Rows:

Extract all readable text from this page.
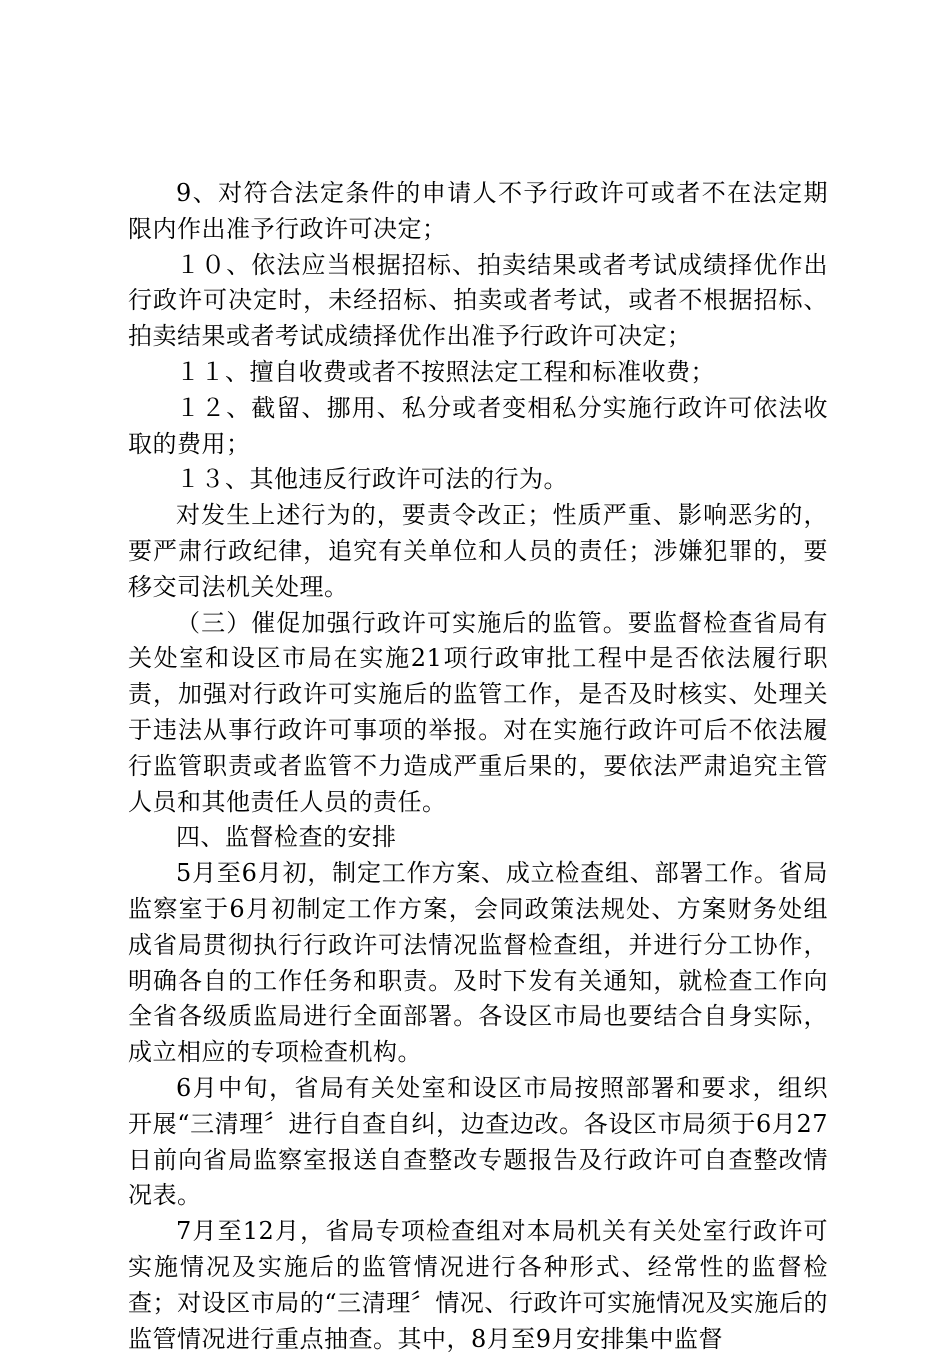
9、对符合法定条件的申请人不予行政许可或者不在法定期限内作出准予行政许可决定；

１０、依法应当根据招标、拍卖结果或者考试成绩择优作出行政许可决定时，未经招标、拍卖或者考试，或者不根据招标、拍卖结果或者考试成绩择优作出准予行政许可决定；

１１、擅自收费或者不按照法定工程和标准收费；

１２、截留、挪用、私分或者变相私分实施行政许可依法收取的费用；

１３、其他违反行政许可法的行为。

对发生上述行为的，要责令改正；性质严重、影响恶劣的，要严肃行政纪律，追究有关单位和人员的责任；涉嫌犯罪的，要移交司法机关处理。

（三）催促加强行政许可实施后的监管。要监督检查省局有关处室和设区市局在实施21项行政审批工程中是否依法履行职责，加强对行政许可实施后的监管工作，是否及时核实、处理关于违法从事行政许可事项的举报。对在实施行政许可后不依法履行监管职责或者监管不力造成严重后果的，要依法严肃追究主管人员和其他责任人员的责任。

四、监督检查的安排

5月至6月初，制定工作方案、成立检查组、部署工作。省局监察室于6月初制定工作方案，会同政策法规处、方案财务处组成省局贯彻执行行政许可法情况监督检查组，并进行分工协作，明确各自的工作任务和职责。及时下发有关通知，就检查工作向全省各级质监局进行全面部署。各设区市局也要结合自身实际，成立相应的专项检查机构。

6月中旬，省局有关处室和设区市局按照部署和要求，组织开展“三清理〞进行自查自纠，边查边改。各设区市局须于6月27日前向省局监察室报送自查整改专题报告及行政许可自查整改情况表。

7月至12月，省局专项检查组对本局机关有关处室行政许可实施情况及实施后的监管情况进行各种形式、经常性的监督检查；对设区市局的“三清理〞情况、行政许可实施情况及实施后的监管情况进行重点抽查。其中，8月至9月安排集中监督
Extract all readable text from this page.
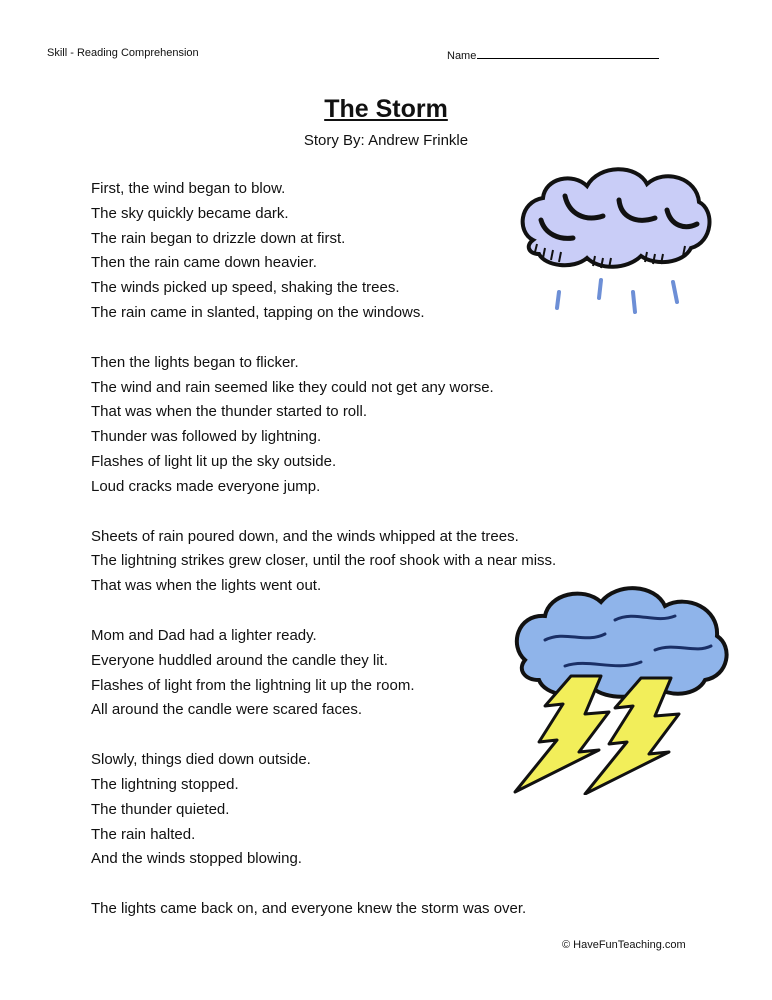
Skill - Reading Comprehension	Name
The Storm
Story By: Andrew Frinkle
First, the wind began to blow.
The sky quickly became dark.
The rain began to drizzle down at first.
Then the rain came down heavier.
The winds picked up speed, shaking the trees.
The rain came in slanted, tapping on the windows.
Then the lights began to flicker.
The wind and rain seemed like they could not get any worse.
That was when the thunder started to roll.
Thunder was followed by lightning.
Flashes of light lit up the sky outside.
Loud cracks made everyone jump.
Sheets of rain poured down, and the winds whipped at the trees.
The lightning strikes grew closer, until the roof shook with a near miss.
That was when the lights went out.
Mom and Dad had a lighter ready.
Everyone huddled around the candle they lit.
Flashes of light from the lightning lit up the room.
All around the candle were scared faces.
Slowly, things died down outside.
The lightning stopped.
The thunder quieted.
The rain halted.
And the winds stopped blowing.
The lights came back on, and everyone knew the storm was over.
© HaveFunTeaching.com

--

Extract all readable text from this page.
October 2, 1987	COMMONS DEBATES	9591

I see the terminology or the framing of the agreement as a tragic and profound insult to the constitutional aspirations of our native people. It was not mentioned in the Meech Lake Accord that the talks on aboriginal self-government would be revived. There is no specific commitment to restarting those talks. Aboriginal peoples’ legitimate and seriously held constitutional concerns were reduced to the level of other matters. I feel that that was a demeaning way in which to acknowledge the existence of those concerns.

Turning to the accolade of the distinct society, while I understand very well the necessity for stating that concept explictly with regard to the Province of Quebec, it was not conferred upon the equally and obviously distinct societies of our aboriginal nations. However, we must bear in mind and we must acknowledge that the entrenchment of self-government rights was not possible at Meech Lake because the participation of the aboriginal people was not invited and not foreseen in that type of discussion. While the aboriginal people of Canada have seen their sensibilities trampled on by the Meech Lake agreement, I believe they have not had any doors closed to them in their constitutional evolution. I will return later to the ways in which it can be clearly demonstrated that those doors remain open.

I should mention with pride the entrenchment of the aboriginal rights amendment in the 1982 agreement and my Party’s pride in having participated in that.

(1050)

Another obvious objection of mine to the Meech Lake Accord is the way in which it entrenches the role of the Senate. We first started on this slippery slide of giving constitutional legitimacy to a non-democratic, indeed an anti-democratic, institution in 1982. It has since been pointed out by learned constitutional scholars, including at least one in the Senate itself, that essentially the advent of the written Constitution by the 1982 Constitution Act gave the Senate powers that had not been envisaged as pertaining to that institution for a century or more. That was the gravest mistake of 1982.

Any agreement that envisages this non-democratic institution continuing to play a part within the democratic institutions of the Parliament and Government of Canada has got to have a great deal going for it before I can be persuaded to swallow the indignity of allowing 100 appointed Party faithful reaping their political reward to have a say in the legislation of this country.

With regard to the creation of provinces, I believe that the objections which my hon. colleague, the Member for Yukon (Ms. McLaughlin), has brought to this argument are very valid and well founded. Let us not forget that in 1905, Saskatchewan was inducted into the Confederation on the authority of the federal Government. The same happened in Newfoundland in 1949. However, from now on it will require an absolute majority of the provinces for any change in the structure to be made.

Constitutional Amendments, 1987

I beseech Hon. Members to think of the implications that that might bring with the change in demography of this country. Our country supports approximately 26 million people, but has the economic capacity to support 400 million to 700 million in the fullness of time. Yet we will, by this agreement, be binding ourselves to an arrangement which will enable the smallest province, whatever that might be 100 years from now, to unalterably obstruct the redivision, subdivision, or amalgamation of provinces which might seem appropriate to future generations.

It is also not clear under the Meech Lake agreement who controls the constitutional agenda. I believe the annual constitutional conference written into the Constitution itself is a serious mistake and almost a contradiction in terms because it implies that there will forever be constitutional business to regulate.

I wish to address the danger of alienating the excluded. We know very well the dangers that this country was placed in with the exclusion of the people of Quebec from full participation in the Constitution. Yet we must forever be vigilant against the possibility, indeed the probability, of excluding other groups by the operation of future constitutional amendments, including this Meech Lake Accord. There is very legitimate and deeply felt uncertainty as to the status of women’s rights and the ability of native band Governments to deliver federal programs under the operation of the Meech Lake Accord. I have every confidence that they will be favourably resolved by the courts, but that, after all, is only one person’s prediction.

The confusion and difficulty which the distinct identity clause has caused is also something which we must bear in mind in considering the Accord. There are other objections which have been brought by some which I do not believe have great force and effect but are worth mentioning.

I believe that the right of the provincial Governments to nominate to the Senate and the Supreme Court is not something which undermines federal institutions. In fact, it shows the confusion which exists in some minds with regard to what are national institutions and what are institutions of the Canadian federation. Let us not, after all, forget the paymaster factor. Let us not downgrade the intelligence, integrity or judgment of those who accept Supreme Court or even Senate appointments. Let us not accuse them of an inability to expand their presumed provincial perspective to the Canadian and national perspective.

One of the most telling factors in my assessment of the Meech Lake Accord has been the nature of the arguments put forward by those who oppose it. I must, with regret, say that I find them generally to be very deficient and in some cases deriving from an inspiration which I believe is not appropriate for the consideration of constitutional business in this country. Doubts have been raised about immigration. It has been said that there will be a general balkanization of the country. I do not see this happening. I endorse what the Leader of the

Required work: Your task is to gather all lines from the entries above that hold the word "around".

Written solution:
Everyone huddled around the candle they lit.
All around the candle were scared faces.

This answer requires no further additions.